%%

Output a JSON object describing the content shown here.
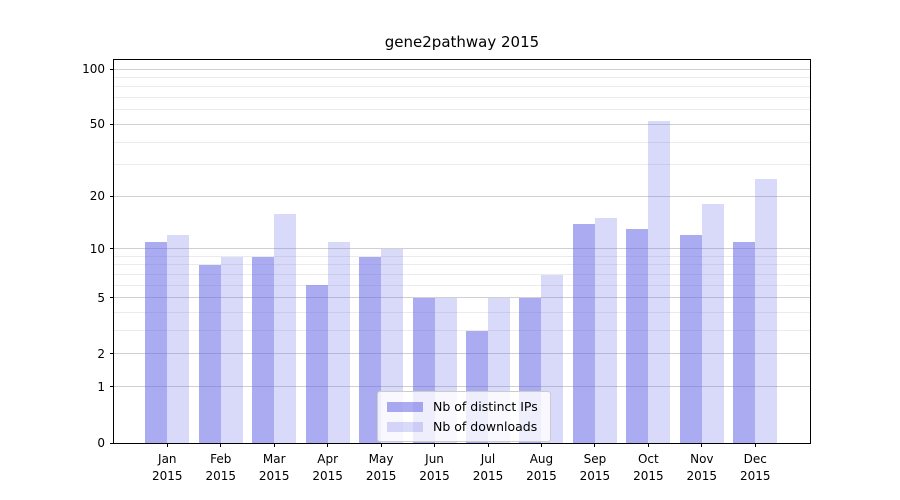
{
  "title": "gene2pathway 2015",
  "chart_data": {
    "type": "bar",
    "title": "gene2pathway 2015",
    "year": "2015",
    "categories": [
      "Jan",
      "Feb",
      "Mar",
      "Apr",
      "May",
      "Jun",
      "Jul",
      "Aug",
      "Sep",
      "Oct",
      "Nov",
      "Dec"
    ],
    "series": [
      {
        "name": "Nb of distinct IPs",
        "color": "rgba(102,102,230,0.55)",
        "values": [
          11,
          8,
          9,
          6,
          9,
          5,
          3,
          5,
          14,
          13,
          12,
          11
        ]
      },
      {
        "name": "Nb of downloads",
        "color": "rgba(102,102,230,0.25)",
        "values": [
          12,
          9,
          16,
          11,
          10,
          5,
          5,
          7,
          15,
          52,
          18,
          25
        ]
      }
    ],
    "xlabel": "",
    "ylabel": "",
    "yscale": "log1p",
    "ylim": [
      0,
      112
    ],
    "yticks": [
      0,
      1,
      2,
      5,
      10,
      20,
      50,
      100
    ],
    "yticks_minor": [
      3,
      4,
      6,
      7,
      8,
      9,
      30,
      40,
      60,
      70,
      80,
      90
    ],
    "grid": true,
    "legend_position": "inside bottom-center"
  },
  "colors": {
    "bar_ips": "rgba(102,102,230,0.55)",
    "bar_downloads": "rgba(102,102,230,0.25)",
    "grid_major": "#d0d0d0",
    "grid_minor": "#ebebeb",
    "frame": "#000000",
    "background": "#ffffff"
  }
}
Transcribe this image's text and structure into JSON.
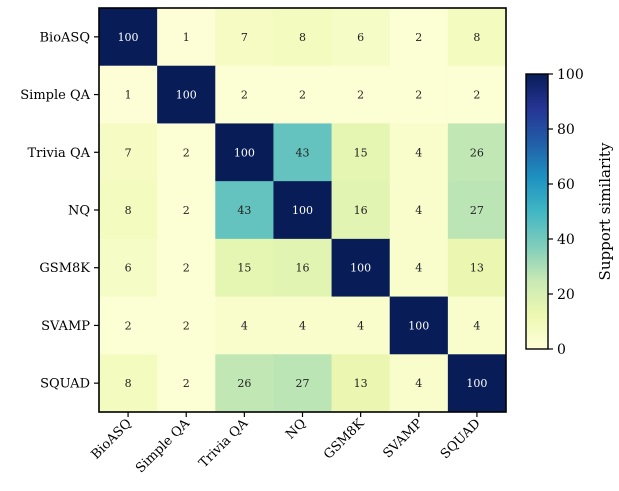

%%

§ Exercise aim
Copy out every line of the data that includes "JSON".

§ Solution to the exercise
Output a JSON object describing the content shown here.
Transcribe this image's text and structure into JSON.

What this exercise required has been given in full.